(Stored records)
────────────────────────────────────────

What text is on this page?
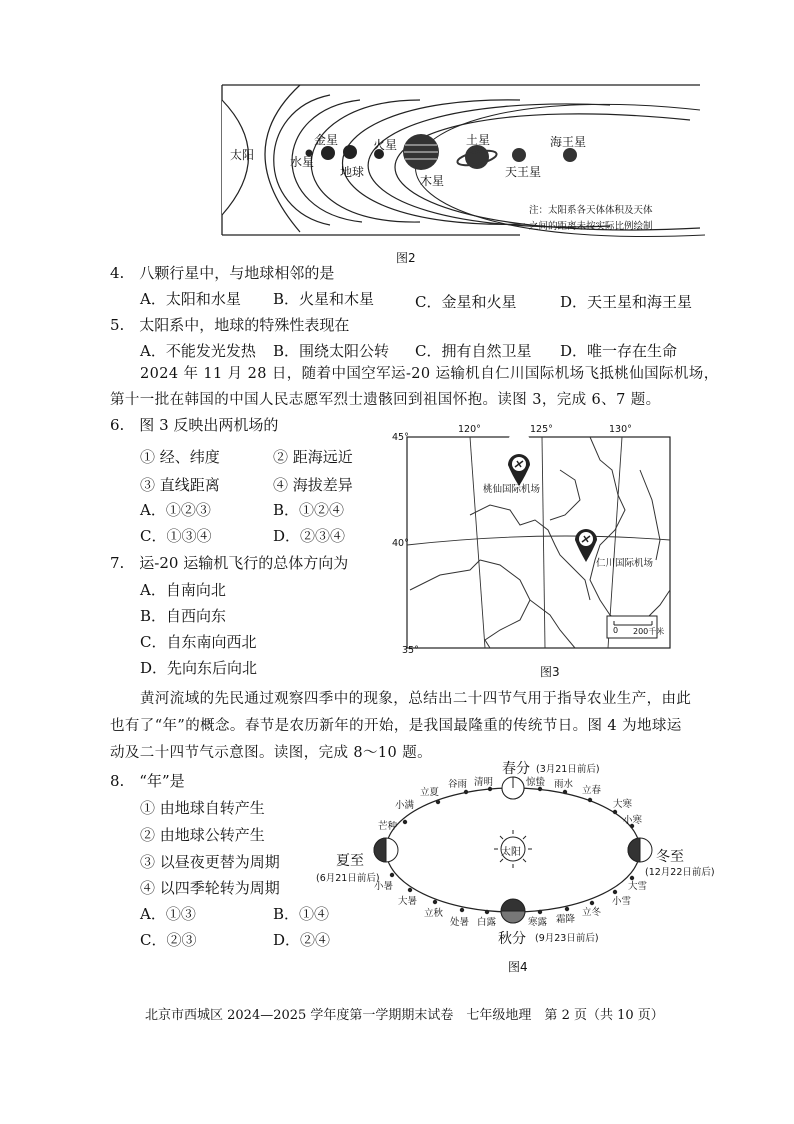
太阳	水星
金星
地球
火星
木星
土星
天王星
海王星
注：太阳系各天体体积及天体
之间的距离未按实际比例绘制
图2
4.　八颗行星中，与地球相邻的是
A．太阳和水星 B．火星和木星	C．金星和火星	D．天王星和海王星
5.　太阳系中，地球的特殊性表现在
A．不能发光发热 B．围绕太阳公转 C．拥有自然卫星 D．唯一存在生命
2024 年 11 月 28 日，随着中国空军运-20 运输机自仁川国际机场飞抵桃仙国际机场，
第十一批在韩国的中国人民志愿军烈士遗骸回到祖国怀抱。读图 3，完成 6、7 题。
6.　图 3 反映出两机场的
① 经、纬度	② 距海远近
③ 直线距离	④ 海拔差异
A．①②③	B．①②④
C．①③④	D．②③④
7.　运-20 运输机飞行的总体方向为
A．自南向北
B．自西向东
C．自东南向西北
D．先向东后向北
120°	125°	130°
45°
40°
35°
桃仙国际机场
仁川国际机场
0 200千米
图3
黄河流域的先民通过观察四季中的现象，总结出二十四节气用于指导农业生产，由此
也有了“年”的概念。春节是农历新年的开始，是我国最隆重的传统节日。图 4 为地球运
动及二十四节气示意图。读图，完成 8～10 题。
8.　“年”是
① 由地球自转产生
② 由地球公转产生
③ 以昼夜更替为周期
④ 以四季轮转为周期
A．①③	B．①④
C．②③	D．②④
太阳
春分 (3月21日前后)
夏至
(6月21日前后)
秋分 (9月23日前后)
冬至
(12月22日前后)
立夏
谷雨 清明	惊蛰 雨水
立春
大寒
小寒
小满
芒种
小暑
大暑
立秋
处暑 白露	寒露 霜降
立冬
小雪
大雪
图4
北京市西城区 2024—2025 学年度第一学期期末试卷　七年级地理　第 2 页（共 10 页）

────────────────────────────────────────

The exercise: From the data above, write out everything exactly except the pictures.

Output below:
What text is on this page?
太阳	水星
金星
地球
火星
木星
土星
天王星
海王星
注：太阳系各天体体积及天体
之间的距离未按实际比例绘制
图2
4.　八颗行星中，与地球相邻的是
A．太阳和水星 B．火星和木星	C．金星和火星	D．天王星和海王星
5.　太阳系中，地球的特殊性表现在
A．不能发光发热 B．围绕太阳公转 C．拥有自然卫星 D．唯一存在生命
2024 年 11 月 28 日，随着中国空军运-20 运输机自仁川国际机场飞抵桃仙国际机场，
第十一批在韩国的中国人民志愿军烈士遗骸回到祖国怀抱。读图 3，完成 6、7 题。
6.　图 3 反映出两机场的
① 经、纬度	② 距海远近
③ 直线距离	④ 海拔差异
A．①②③	B．①②④
C．①③④	D．②③④
7.　运-20 运输机飞行的总体方向为
A．自南向北
B．自西向东
C．自东南向西北
D．先向东后向北
120°	125°	130°
45°
40°
35°
桃仙国际机场
仁川国际机场
0 200千米
图3
黄河流域的先民通过观察四季中的现象，总结出二十四节气用于指导农业生产，由此
也有了“年”的概念。春节是农历新年的开始，是我国最隆重的传统节日。图 4 为地球运
动及二十四节气示意图。读图，完成 8～10 题。
8.　“年”是
① 由地球自转产生
② 由地球公转产生
③ 以昼夜更替为周期
④ 以四季轮转为周期
A．①③	B．①④
C．②③	D．②④
太阳
春分 (3月21日前后)
夏至
(6月21日前后)
秋分 (9月23日前后)
冬至
(12月22日前后)
立夏
谷雨 清明	惊蛰 雨水
立春
大寒
小寒
小满
芒种
小暑
大暑
立秋
处暑 白露	寒露 霜降
立冬
小雪
大雪
图4
北京市西城区 2024—2025 学年度第一学期期末试卷　七年级地理　第 2 页（共 10 页）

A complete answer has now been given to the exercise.